The request: Return each line of the data below exactly, omitting any pictures.

** Start of Data for this exercise **

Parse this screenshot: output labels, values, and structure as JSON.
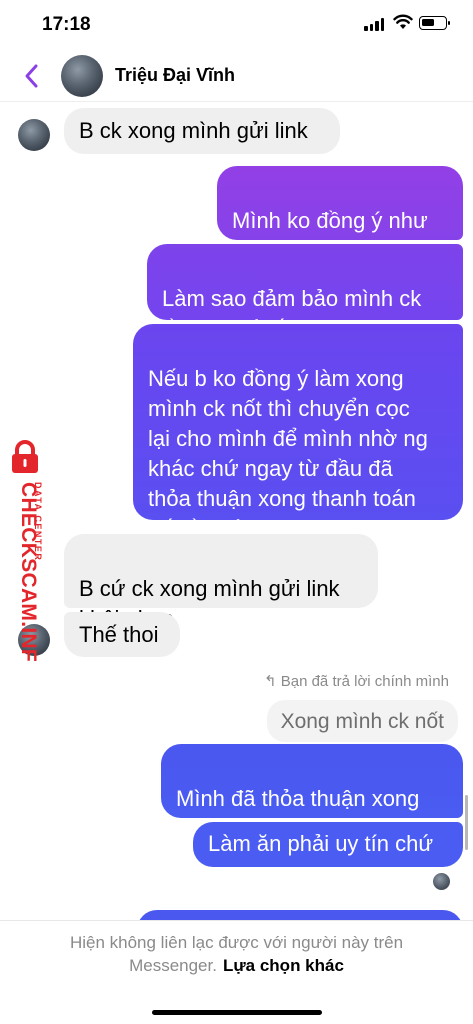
{
  "status_bar": {
    "time": "17:18"
  },
  "header": {
    "contact_name": "Triệu Đại Vĩnh"
  },
  "messages": [
    {
      "from": "them",
      "text": "B ck xong mình gửi link"
    },
    {
      "from": "me",
      "text": "Mình ko đồng ý như\nvậy đâu"
    },
    {
      "from": "me",
      "text": "Làm sao đảm bảo mình ck\nrồi nick có lấy đc ko"
    },
    {
      "from": "me",
      "text": "Nếu b ko đồng ý làm xong\nmình ck nốt thì chuyển cọc\nlại cho mình để mình nhờ ng\nkhác chứ ngay từ đầu đã\nthỏa thuận xong thanh toán\nnốt rồi mà"
    },
    {
      "from": "them",
      "text": "B cứ ck xong mình gửi link\nkhôi phục"
    },
    {
      "from": "them",
      "text": "Thế thoi"
    },
    {
      "from": "me",
      "text": "Mình đã thỏa thuận xong\nmình ck nốt rồi mà"
    },
    {
      "from": "me",
      "text": "Làm ăn phải uy tín chứ"
    }
  ],
  "reply": {
    "note": "Bạn đã trả lời chính mình",
    "quoted_text": "Xong mình ck nốt",
    "icon": "reply-arrow-icon"
  },
  "footer": {
    "line1": "Hiện không liên lạc được với người này trên",
    "line2_prefix": "Messenger.",
    "line2_action": "Lựa chọn khác"
  },
  "watermark": {
    "brand": "CHECKSCAM.INFO",
    "tagline": "DATA CENTER"
  },
  "colors": {
    "gradient_top": "#8f3de6",
    "gradient_mid": "#6a3ef0",
    "gradient_bottom": "#3f5ff2",
    "incoming_bubble": "#efefef",
    "back_chevron": "#8b3fe6",
    "watermark_red": "#e3262c"
  }
}
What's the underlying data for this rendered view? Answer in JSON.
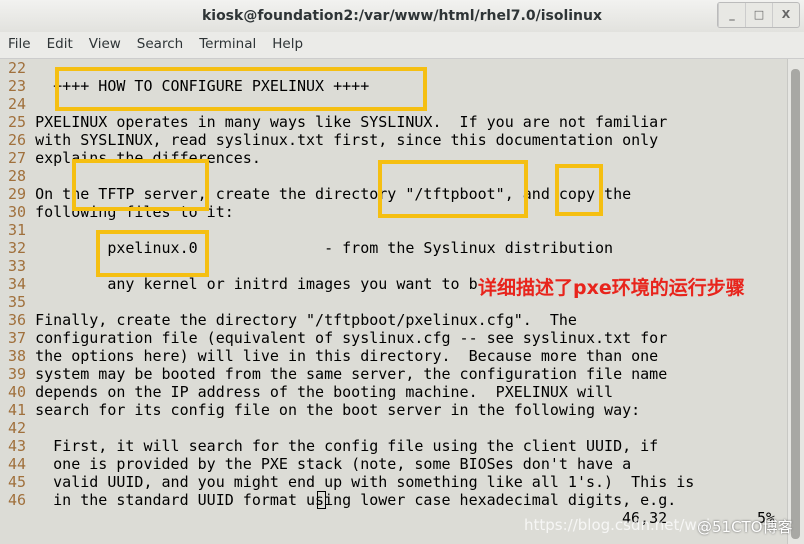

** End of Data for this exercise **

Written answer:
Parse this screenshot: output labels, values, and structure as JSON.
{
  "status_bar": {
    "time": "17:18"
  },
  "header": {
    "contact_name": "Triệu Đại Vĩnh"
  },
  "messages": [
    {
      "from": "them",
      "text": "B ck xong mình gửi link"
    },
    {
      "from": "me",
      "text": "Mình ko đồng ý như\nvậy đâu"
    },
    {
      "from": "me",
      "text": "Làm sao đảm bảo mình ck\nrồi nick có lấy đc ko"
    },
    {
      "from": "me",
      "text": "Nếu b ko đồng ý làm xong\nmình ck nốt thì chuyển cọc\nlại cho mình để mình nhờ ng\nkhác chứ ngay từ đầu đã\nthỏa thuận xong thanh toán\nnốt rồi mà"
    },
    {
      "from": "them",
      "text": "B cứ ck xong mình gửi link\nkhôi phục"
    },
    {
      "from": "them",
      "text": "Thế thoi"
    },
    {
      "from": "me",
      "text": "Mình đã thỏa thuận xong\nmình ck nốt rồi mà"
    },
    {
      "from": "me",
      "text": "Làm ăn phải uy tín chứ"
    }
  ],
  "reply": {
    "note": "Bạn đã trả lời chính mình",
    "quoted_text": "Xong mình ck nốt",
    "icon": "reply-arrow-icon"
  },
  "footer": {
    "line1": "Hiện không liên lạc được với người này trên",
    "line2_prefix": "Messenger.",
    "line2_action": "Lựa chọn khác"
  },
  "watermark": {
    "brand": "CHECKSCAM.INFO",
    "tagline": "DATA CENTER"
  },
  "colors": {
    "gradient_top": "#8f3de6",
    "gradient_mid": "#6a3ef0",
    "gradient_bottom": "#3f5ff2",
    "incoming_bubble": "#efefef",
    "back_chevron": "#8b3fe6",
    "watermark_red": "#e3262c"
  }
}
What's the underlying data for this rendered view? Answer in JSON.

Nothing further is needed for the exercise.